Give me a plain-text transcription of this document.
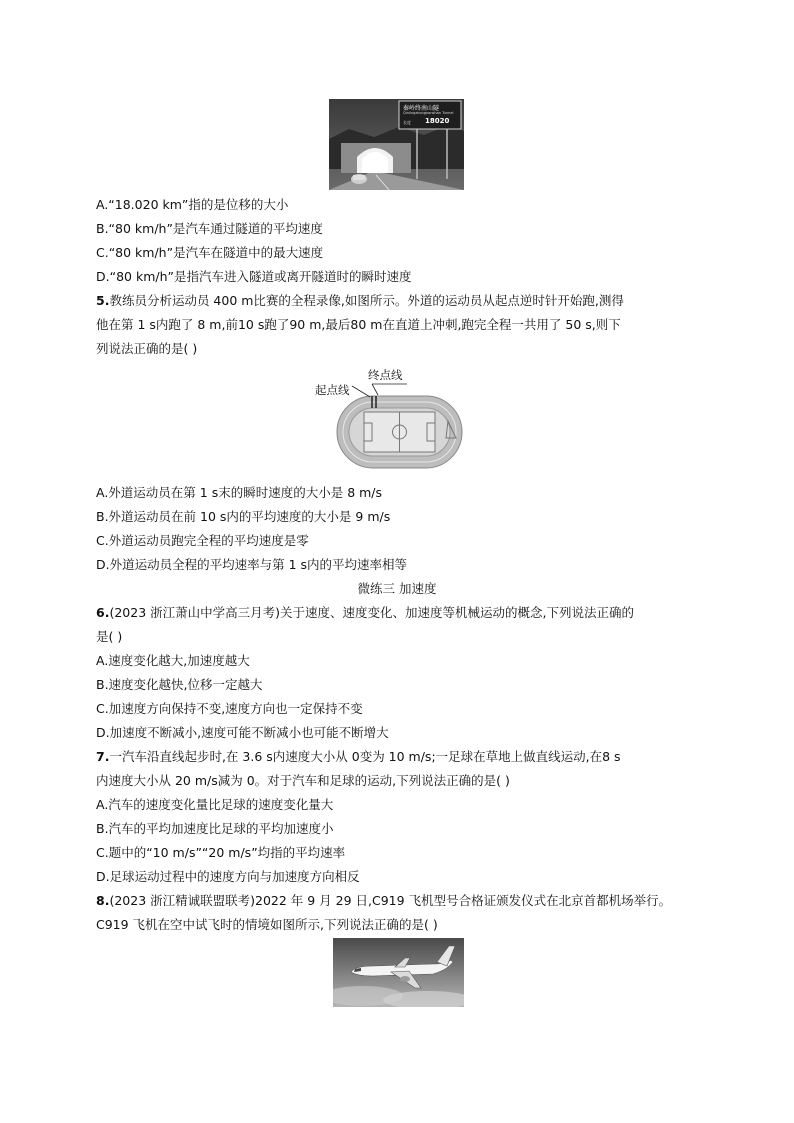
秦岭终南山隧
Qinlingzhongnanshan Tunnel
长度 18020
A.“18.020 km”指的是位移的大小
B.“80 km/h”是汽车通过隧道的平均速度
C.“80 km/h”是汽车在隧道中的最大速度
D.“80 km/h”是指汽车进入隧道或离开隧道时的瞬时速度
5.教练员分析运动员 400 m比赛的全程录像,如图所示。外道的运动员从起点逆时针开始跑,测得
他在第 1 s内跑了 8 m,前10 s跑了90 m,最后80 m在直道上冲刺,跑完全程一共用了 50 s,则下
列说法正确的是( )
起点线
终点线
A.外道运动员在第 1 s末的瞬时速度的大小是 8 m/s
B.外道运动员在前 10 s内的平均速度的大小是 9 m/s
C.外道运动员跑完全程的平均速度是零
D.外道运动员全程的平均速率与第 1 s内的平均速率相等
微练三 加速度
6.(2023 浙江萧山中学高三月考)关于速度、速度变化、加速度等机械运动的概念,下列说法正确的
是( )
A.速度变化越大,加速度越大
B.速度变化越快,位移一定越大
C.加速度方向保持不变,速度方向也一定保持不变
D.加速度不断减小,速度可能不断减小也可能不断增大
7.一汽车沿直线起步时,在 3.6 s内速度大小从 0变为 10 m/s;一足球在草地上做直线运动,在8 s
内速度大小从 20 m/s减为 0。对于汽车和足球的运动,下列说法正确的是( )
A.汽车的速度变化量比足球的速度变化量大
B.汽车的平均加速度比足球的平均加速度小
C.题中的“10 m/s”“20 m/s”均指的平均速率
D.足球运动过程中的速度方向与加速度方向相反
8.(2023 浙江精诚联盟联考)2022 年 9 月 29 日,C919 飞机型号合格证颁发仪式在北京首都机场举行。
C919 飞机在空中试飞时的情境如图所示,下列说法正确的是( )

----

● **REQUEST**
Transcribe all the records above word for word, without their images.

● **SOLUTION BELOW**
Give me a plain-text transcription of this document.
秦岭终南山隧
Qinlingzhongnanshan Tunnel
长度 18020
A.“18.020 km”指的是位移的大小
B.“80 km/h”是汽车通过隧道的平均速度
C.“80 km/h”是汽车在隧道中的最大速度
D.“80 km/h”是指汽车进入隧道或离开隧道时的瞬时速度
5.教练员分析运动员 400 m比赛的全程录像,如图所示。外道的运动员从起点逆时针开始跑,测得
他在第 1 s内跑了 8 m,前10 s跑了90 m,最后80 m在直道上冲刺,跑完全程一共用了 50 s,则下
列说法正确的是( )
起点线
终点线
A.外道运动员在第 1 s末的瞬时速度的大小是 8 m/s
B.外道运动员在前 10 s内的平均速度的大小是 9 m/s
C.外道运动员跑完全程的平均速度是零
D.外道运动员全程的平均速率与第 1 s内的平均速率相等
微练三 加速度
6.(2023 浙江萧山中学高三月考)关于速度、速度变化、加速度等机械运动的概念,下列说法正确的
是( )
A.速度变化越大,加速度越大
B.速度变化越快,位移一定越大
C.加速度方向保持不变,速度方向也一定保持不变
D.加速度不断减小,速度可能不断减小也可能不断增大
7.一汽车沿直线起步时,在 3.6 s内速度大小从 0变为 10 m/s;一足球在草地上做直线运动,在8 s
内速度大小从 20 m/s减为 0。对于汽车和足球的运动,下列说法正确的是( )
A.汽车的速度变化量比足球的速度变化量大
B.汽车的平均加速度比足球的平均加速度小
C.题中的“10 m/s”“20 m/s”均指的平均速率
D.足球运动过程中的速度方向与加速度方向相反
8.(2023 浙江精诚联盟联考)2022 年 9 月 29 日,C919 飞机型号合格证颁发仪式在北京首都机场举行。
C919 飞机在空中试飞时的情境如图所示,下列说法正确的是( )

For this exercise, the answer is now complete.